### Excerpted records
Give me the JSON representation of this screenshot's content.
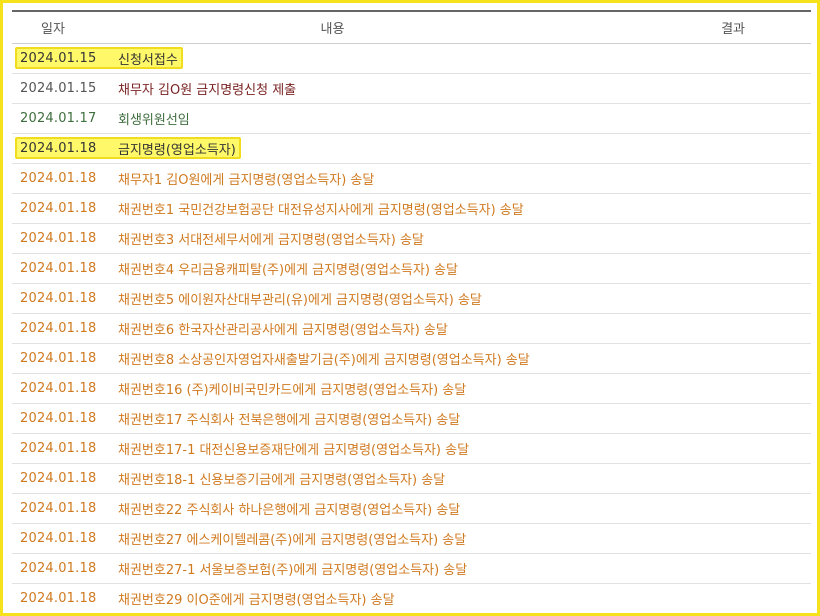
{
  "header": {
    "date": "일자",
    "content": "내용",
    "result": "결과"
  },
  "colors": {
    "frame_border": "#f5e21a",
    "highlight_fill": "#fff96a",
    "highlight_border": "#f0dd1f",
    "date_gray": "#555555",
    "dark_red": "#7a2323",
    "green": "#3f6e3f",
    "orange": "#d07a20"
  },
  "rows": [
    {
      "date": "2024.01.15",
      "content": "신청서접수",
      "color": "#333333",
      "date_color": "#333333",
      "highlight": true
    },
    {
      "date": "2024.01.15",
      "content": "채무자 김O원 금지명령신청 제출",
      "color": "#7a2323",
      "date_color": "#555555",
      "highlight": false
    },
    {
      "date": "2024.01.17",
      "content": "회생위원선임",
      "color": "#3f6e3f",
      "date_color": "#3f6e3f",
      "highlight": false
    },
    {
      "date": "2024.01.18",
      "content": "금지명령(영업소득자)",
      "color": "#333333",
      "date_color": "#333333",
      "highlight": true
    },
    {
      "date": "2024.01.18",
      "content": "채무자1 김O원에게 금지명령(영업소득자) 송달",
      "color": "#d07a20",
      "date_color": "#d07a20",
      "highlight": false
    },
    {
      "date": "2024.01.18",
      "content": "채권번호1 국민건강보험공단 대전유성지사에게 금지명령(영업소득자) 송달",
      "color": "#d07a20",
      "date_color": "#d07a20",
      "highlight": false
    },
    {
      "date": "2024.01.18",
      "content": "채권번호3 서대전세무서에게 금지명령(영업소득자) 송달",
      "color": "#d07a20",
      "date_color": "#d07a20",
      "highlight": false
    },
    {
      "date": "2024.01.18",
      "content": "채권번호4 우리금융캐피탈(주)에게 금지명령(영업소득자) 송달",
      "color": "#d07a20",
      "date_color": "#d07a20",
      "highlight": false
    },
    {
      "date": "2024.01.18",
      "content": "채권번호5 에이원자산대부관리(유)에게 금지명령(영업소득자) 송달",
      "color": "#d07a20",
      "date_color": "#d07a20",
      "highlight": false
    },
    {
      "date": "2024.01.18",
      "content": "채권번호6 한국자산관리공사에게 금지명령(영업소득자) 송달",
      "color": "#d07a20",
      "date_color": "#d07a20",
      "highlight": false
    },
    {
      "date": "2024.01.18",
      "content": "채권번호8 소상공인자영업자새출발기금(주)에게 금지명령(영업소득자) 송달",
      "color": "#d07a20",
      "date_color": "#d07a20",
      "highlight": false
    },
    {
      "date": "2024.01.18",
      "content": "채권번호16 (주)케이비국민카드에게 금지명령(영업소득자) 송달",
      "color": "#d07a20",
      "date_color": "#d07a20",
      "highlight": false
    },
    {
      "date": "2024.01.18",
      "content": "채권번호17 주식회사 전북은행에게 금지명령(영업소득자) 송달",
      "color": "#d07a20",
      "date_color": "#d07a20",
      "highlight": false
    },
    {
      "date": "2024.01.18",
      "content": "채권번호17-1 대전신용보증재단에게 금지명령(영업소득자) 송달",
      "color": "#d07a20",
      "date_color": "#d07a20",
      "highlight": false
    },
    {
      "date": "2024.01.18",
      "content": "채권번호18-1 신용보증기금에게 금지명령(영업소득자) 송달",
      "color": "#d07a20",
      "date_color": "#d07a20",
      "highlight": false
    },
    {
      "date": "2024.01.18",
      "content": "채권번호22 주식회사 하나은행에게 금지명령(영업소득자) 송달",
      "color": "#d07a20",
      "date_color": "#d07a20",
      "highlight": false
    },
    {
      "date": "2024.01.18",
      "content": "채권번호27 에스케이텔레콤(주)에게 금지명령(영업소득자) 송달",
      "color": "#d07a20",
      "date_color": "#d07a20",
      "highlight": false
    },
    {
      "date": "2024.01.18",
      "content": "채권번호27-1 서울보증보험(주)에게 금지명령(영업소득자) 송달",
      "color": "#d07a20",
      "date_color": "#d07a20",
      "highlight": false
    },
    {
      "date": "2024.01.18",
      "content": "채권번호29 이O준에게 금지명령(영업소득자) 송달",
      "color": "#d07a20",
      "date_color": "#d07a20",
      "highlight": false
    }
  ]
}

### Required task
Print each entry shown above with exact wording and no pictures.

### Full output
Give me the JSON representation of this screenshot's content.
{
  "header": {
    "date": "일자",
    "content": "내용",
    "result": "결과"
  },
  "colors": {
    "frame_border": "#f5e21a",
    "highlight_fill": "#fff96a",
    "highlight_border": "#f0dd1f",
    "date_gray": "#555555",
    "dark_red": "#7a2323",
    "green": "#3f6e3f",
    "orange": "#d07a20"
  },
  "rows": [
    {
      "date": "2024.01.15",
      "content": "신청서접수",
      "color": "#333333",
      "date_color": "#333333",
      "highlight": true
    },
    {
      "date": "2024.01.15",
      "content": "채무자 김O원 금지명령신청 제출",
      "color": "#7a2323",
      "date_color": "#555555",
      "highlight": false
    },
    {
      "date": "2024.01.17",
      "content": "회생위원선임",
      "color": "#3f6e3f",
      "date_color": "#3f6e3f",
      "highlight": false
    },
    {
      "date": "2024.01.18",
      "content": "금지명령(영업소득자)",
      "color": "#333333",
      "date_color": "#333333",
      "highlight": true
    },
    {
      "date": "2024.01.18",
      "content": "채무자1 김O원에게 금지명령(영업소득자) 송달",
      "color": "#d07a20",
      "date_color": "#d07a20",
      "highlight": false
    },
    {
      "date": "2024.01.18",
      "content": "채권번호1 국민건강보험공단 대전유성지사에게 금지명령(영업소득자) 송달",
      "color": "#d07a20",
      "date_color": "#d07a20",
      "highlight": false
    },
    {
      "date": "2024.01.18",
      "content": "채권번호3 서대전세무서에게 금지명령(영업소득자) 송달",
      "color": "#d07a20",
      "date_color": "#d07a20",
      "highlight": false
    },
    {
      "date": "2024.01.18",
      "content": "채권번호4 우리금융캐피탈(주)에게 금지명령(영업소득자) 송달",
      "color": "#d07a20",
      "date_color": "#d07a20",
      "highlight": false
    },
    {
      "date": "2024.01.18",
      "content": "채권번호5 에이원자산대부관리(유)에게 금지명령(영업소득자) 송달",
      "color": "#d07a20",
      "date_color": "#d07a20",
      "highlight": false
    },
    {
      "date": "2024.01.18",
      "content": "채권번호6 한국자산관리공사에게 금지명령(영업소득자) 송달",
      "color": "#d07a20",
      "date_color": "#d07a20",
      "highlight": false
    },
    {
      "date": "2024.01.18",
      "content": "채권번호8 소상공인자영업자새출발기금(주)에게 금지명령(영업소득자) 송달",
      "color": "#d07a20",
      "date_color": "#d07a20",
      "highlight": false
    },
    {
      "date": "2024.01.18",
      "content": "채권번호16 (주)케이비국민카드에게 금지명령(영업소득자) 송달",
      "color": "#d07a20",
      "date_color": "#d07a20",
      "highlight": false
    },
    {
      "date": "2024.01.18",
      "content": "채권번호17 주식회사 전북은행에게 금지명령(영업소득자) 송달",
      "color": "#d07a20",
      "date_color": "#d07a20",
      "highlight": false
    },
    {
      "date": "2024.01.18",
      "content": "채권번호17-1 대전신용보증재단에게 금지명령(영업소득자) 송달",
      "color": "#d07a20",
      "date_color": "#d07a20",
      "highlight": false
    },
    {
      "date": "2024.01.18",
      "content": "채권번호18-1 신용보증기금에게 금지명령(영업소득자) 송달",
      "color": "#d07a20",
      "date_color": "#d07a20",
      "highlight": false
    },
    {
      "date": "2024.01.18",
      "content": "채권번호22 주식회사 하나은행에게 금지명령(영업소득자) 송달",
      "color": "#d07a20",
      "date_color": "#d07a20",
      "highlight": false
    },
    {
      "date": "2024.01.18",
      "content": "채권번호27 에스케이텔레콤(주)에게 금지명령(영업소득자) 송달",
      "color": "#d07a20",
      "date_color": "#d07a20",
      "highlight": false
    },
    {
      "date": "2024.01.18",
      "content": "채권번호27-1 서울보증보험(주)에게 금지명령(영업소득자) 송달",
      "color": "#d07a20",
      "date_color": "#d07a20",
      "highlight": false
    },
    {
      "date": "2024.01.18",
      "content": "채권번호29 이O준에게 금지명령(영업소득자) 송달",
      "color": "#d07a20",
      "date_color": "#d07a20",
      "highlight": false
    }
  ]
}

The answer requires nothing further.